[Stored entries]
• • • • •

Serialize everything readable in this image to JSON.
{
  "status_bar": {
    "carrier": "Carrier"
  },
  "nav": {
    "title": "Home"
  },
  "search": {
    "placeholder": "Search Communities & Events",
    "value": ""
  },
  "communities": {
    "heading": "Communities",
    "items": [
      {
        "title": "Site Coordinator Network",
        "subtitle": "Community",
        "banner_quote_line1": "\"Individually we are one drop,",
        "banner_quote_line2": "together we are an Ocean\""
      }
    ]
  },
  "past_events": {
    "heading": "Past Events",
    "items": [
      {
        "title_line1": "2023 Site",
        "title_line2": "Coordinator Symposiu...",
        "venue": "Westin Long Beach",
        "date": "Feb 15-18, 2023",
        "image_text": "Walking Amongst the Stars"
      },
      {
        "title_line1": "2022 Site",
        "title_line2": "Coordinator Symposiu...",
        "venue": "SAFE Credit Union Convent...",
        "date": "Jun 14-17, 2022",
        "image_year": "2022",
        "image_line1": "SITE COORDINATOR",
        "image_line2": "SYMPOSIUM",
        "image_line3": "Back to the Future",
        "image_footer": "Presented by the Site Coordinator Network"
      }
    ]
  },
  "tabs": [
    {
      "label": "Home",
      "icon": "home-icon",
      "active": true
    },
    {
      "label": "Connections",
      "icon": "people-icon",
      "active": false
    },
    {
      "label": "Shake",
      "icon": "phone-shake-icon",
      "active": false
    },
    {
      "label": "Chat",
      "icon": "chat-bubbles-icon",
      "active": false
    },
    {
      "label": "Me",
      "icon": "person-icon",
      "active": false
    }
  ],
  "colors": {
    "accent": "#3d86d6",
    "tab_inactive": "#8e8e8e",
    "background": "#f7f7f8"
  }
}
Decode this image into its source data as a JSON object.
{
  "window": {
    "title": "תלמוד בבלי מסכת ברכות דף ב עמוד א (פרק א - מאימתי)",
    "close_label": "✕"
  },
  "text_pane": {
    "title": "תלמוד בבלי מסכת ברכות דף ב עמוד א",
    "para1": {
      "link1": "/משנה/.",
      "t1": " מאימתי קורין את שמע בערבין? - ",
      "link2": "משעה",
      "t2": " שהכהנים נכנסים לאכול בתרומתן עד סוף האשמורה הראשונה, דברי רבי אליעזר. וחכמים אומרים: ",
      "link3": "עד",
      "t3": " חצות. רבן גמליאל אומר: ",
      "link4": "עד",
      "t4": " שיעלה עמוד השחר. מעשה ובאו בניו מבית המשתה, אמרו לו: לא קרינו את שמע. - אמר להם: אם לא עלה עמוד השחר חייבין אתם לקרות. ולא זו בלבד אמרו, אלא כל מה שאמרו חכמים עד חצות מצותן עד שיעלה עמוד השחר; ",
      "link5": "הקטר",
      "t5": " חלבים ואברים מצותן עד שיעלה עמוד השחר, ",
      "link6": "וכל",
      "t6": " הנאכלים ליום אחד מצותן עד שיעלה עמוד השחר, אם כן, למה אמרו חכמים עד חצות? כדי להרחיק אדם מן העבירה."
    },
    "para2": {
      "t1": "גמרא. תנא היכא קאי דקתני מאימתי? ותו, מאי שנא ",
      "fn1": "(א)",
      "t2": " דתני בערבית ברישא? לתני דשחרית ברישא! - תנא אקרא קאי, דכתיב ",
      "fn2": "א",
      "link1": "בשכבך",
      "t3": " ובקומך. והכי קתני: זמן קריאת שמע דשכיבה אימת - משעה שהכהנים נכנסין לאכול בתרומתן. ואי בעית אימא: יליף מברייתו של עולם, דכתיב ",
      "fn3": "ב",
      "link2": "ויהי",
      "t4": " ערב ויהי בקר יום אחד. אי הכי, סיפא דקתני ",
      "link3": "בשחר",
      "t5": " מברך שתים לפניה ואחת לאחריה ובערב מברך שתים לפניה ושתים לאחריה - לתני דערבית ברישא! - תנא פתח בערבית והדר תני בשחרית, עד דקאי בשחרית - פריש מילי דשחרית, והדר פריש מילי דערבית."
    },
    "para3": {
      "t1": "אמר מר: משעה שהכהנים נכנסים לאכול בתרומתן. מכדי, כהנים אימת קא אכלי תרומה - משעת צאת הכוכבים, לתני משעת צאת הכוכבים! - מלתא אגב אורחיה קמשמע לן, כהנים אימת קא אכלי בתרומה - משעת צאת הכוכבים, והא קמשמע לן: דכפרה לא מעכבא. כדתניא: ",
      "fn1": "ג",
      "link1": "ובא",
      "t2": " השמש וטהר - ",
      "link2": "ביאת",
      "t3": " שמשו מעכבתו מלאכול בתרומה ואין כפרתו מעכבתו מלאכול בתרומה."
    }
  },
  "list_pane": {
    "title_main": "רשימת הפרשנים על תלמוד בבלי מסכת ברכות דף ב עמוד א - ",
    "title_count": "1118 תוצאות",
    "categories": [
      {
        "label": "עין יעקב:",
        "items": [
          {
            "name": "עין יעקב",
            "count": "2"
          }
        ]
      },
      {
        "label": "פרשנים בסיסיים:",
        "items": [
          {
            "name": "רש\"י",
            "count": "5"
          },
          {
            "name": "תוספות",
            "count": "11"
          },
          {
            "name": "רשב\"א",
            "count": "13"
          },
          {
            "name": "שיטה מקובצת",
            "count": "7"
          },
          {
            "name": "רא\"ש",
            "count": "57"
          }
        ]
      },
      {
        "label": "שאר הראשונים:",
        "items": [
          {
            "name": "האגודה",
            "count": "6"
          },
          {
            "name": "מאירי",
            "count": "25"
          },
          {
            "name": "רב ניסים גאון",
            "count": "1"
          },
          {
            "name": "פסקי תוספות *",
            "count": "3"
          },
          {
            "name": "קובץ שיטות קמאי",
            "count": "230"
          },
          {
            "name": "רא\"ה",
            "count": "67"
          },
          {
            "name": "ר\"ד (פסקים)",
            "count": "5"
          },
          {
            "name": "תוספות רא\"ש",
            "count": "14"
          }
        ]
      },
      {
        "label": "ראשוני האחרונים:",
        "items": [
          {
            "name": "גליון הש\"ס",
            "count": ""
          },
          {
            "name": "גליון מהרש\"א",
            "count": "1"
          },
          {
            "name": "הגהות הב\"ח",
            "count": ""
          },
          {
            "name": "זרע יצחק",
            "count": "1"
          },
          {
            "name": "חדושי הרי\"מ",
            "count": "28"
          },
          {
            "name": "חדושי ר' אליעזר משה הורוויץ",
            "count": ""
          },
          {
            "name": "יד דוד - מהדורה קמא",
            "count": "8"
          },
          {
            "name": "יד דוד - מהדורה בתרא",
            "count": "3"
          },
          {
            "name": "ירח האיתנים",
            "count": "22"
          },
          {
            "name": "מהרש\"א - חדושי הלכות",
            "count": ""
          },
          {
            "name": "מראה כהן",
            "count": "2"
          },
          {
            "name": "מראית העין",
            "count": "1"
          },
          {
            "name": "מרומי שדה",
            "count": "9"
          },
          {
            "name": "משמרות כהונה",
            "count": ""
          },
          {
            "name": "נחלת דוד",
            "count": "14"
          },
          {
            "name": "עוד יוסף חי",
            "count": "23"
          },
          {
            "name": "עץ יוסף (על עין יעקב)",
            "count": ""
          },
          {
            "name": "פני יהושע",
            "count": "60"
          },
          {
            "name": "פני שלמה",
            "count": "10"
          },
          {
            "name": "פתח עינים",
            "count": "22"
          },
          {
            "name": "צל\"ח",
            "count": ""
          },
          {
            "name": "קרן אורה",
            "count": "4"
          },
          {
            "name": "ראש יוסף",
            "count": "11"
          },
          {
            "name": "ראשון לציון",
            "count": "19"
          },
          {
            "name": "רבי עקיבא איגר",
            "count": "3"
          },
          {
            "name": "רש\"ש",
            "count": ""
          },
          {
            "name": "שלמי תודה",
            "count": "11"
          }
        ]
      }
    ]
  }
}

• • • • •

_STATED PROBLEM_
Give the number of lines above that hold the word "this", and nothing more.

_PROBLEM SOLUTION_
2